**What to work on:** Copy out each line that has "bookCalendar" in it.

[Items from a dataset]
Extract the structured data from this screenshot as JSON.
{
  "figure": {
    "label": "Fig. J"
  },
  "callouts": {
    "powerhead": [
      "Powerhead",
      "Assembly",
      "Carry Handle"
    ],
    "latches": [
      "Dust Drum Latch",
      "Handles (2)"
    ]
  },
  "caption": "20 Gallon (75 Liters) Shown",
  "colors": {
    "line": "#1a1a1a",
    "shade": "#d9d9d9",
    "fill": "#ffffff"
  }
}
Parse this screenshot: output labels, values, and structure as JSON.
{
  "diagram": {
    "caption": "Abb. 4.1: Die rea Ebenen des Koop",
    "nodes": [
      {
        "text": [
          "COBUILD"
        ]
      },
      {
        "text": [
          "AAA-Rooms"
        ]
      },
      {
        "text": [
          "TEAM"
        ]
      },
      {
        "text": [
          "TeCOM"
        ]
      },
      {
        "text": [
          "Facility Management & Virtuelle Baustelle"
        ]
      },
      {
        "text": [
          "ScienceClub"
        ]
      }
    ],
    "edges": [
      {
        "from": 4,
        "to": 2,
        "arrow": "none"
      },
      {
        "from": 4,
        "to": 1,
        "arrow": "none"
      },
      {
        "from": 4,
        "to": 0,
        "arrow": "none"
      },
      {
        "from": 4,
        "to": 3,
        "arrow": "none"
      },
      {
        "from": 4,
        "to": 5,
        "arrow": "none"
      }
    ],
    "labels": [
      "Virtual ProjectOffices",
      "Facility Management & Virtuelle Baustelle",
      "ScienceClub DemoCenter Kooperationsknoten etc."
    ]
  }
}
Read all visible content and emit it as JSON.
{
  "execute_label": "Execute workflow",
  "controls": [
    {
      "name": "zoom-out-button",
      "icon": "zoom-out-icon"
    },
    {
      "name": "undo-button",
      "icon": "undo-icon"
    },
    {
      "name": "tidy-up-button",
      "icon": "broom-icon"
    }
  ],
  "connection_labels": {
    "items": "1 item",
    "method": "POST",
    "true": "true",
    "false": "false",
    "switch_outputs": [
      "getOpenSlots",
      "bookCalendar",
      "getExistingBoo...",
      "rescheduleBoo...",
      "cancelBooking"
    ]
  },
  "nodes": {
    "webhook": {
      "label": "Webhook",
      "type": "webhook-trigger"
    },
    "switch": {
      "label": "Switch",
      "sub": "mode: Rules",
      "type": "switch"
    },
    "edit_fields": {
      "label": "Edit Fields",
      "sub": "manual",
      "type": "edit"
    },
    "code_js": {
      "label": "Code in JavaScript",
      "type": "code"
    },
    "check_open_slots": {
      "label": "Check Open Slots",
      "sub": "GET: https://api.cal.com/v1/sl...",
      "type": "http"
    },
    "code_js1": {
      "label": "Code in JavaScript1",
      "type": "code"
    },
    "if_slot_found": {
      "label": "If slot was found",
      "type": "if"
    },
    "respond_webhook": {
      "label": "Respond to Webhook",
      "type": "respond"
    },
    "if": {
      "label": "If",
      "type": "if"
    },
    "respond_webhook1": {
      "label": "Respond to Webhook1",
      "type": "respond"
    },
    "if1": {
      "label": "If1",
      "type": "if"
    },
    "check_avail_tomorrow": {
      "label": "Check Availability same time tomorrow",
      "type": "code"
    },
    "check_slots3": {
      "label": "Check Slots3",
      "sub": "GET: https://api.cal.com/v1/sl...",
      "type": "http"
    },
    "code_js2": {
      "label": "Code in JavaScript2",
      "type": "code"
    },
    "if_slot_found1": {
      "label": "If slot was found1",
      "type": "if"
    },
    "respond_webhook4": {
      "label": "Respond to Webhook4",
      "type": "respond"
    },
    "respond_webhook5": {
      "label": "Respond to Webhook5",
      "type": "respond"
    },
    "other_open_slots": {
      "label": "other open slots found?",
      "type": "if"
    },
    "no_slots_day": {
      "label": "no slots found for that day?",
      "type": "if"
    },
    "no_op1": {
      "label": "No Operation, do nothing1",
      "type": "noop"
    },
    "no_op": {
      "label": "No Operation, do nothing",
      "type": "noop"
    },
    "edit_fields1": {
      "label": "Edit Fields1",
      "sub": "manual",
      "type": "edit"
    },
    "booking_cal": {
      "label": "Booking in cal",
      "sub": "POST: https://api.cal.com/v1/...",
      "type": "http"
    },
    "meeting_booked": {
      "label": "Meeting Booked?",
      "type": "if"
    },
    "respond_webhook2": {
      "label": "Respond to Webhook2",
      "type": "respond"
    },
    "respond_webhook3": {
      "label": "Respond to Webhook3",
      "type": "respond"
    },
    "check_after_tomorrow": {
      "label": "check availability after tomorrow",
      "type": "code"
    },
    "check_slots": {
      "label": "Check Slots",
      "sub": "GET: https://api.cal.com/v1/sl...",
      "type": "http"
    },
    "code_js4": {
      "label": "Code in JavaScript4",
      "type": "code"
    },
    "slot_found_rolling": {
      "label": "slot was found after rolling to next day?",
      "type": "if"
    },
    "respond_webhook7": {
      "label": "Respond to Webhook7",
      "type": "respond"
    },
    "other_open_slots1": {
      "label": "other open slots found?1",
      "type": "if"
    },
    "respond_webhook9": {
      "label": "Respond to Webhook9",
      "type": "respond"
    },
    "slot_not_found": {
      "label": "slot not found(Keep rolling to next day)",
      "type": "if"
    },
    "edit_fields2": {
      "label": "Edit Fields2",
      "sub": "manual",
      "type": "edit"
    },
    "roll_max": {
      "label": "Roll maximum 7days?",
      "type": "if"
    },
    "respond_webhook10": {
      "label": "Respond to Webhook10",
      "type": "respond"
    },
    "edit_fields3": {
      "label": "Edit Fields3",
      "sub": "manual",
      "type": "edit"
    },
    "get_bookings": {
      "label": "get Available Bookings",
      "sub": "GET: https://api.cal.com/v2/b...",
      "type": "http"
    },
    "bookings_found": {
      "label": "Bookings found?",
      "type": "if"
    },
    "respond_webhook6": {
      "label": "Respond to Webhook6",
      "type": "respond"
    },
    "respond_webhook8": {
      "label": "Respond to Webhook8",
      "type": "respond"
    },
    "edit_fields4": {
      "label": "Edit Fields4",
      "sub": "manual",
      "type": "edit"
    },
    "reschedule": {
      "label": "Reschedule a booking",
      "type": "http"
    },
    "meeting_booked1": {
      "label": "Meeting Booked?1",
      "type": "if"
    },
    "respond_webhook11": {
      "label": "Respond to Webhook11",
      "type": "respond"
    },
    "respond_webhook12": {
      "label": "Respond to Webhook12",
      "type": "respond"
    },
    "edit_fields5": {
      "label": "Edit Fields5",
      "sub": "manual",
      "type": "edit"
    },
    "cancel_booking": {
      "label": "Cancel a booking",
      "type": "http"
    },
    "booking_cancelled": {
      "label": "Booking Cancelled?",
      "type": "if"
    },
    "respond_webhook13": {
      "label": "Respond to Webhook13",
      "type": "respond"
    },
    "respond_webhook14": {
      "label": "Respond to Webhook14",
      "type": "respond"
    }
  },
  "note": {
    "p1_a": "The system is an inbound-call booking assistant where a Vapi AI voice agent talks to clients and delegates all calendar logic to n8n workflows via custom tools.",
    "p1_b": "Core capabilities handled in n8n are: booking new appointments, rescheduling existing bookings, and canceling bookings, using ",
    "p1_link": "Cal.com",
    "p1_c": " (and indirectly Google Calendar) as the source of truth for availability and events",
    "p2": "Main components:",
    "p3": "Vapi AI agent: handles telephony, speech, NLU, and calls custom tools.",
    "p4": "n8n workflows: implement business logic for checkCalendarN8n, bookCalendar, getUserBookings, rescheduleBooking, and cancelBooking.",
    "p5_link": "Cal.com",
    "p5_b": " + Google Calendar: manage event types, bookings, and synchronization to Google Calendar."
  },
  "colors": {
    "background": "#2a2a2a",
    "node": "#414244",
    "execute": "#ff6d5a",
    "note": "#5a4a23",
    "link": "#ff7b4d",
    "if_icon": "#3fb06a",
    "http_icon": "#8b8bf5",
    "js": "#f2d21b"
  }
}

**Exercise result:**
      "bookCalendar",
    "p4": "n8n workflows: implement business logic for checkCalendarN8n, bookCalendar, getUserBookings, rescheduleBooking, and cancelBooking.",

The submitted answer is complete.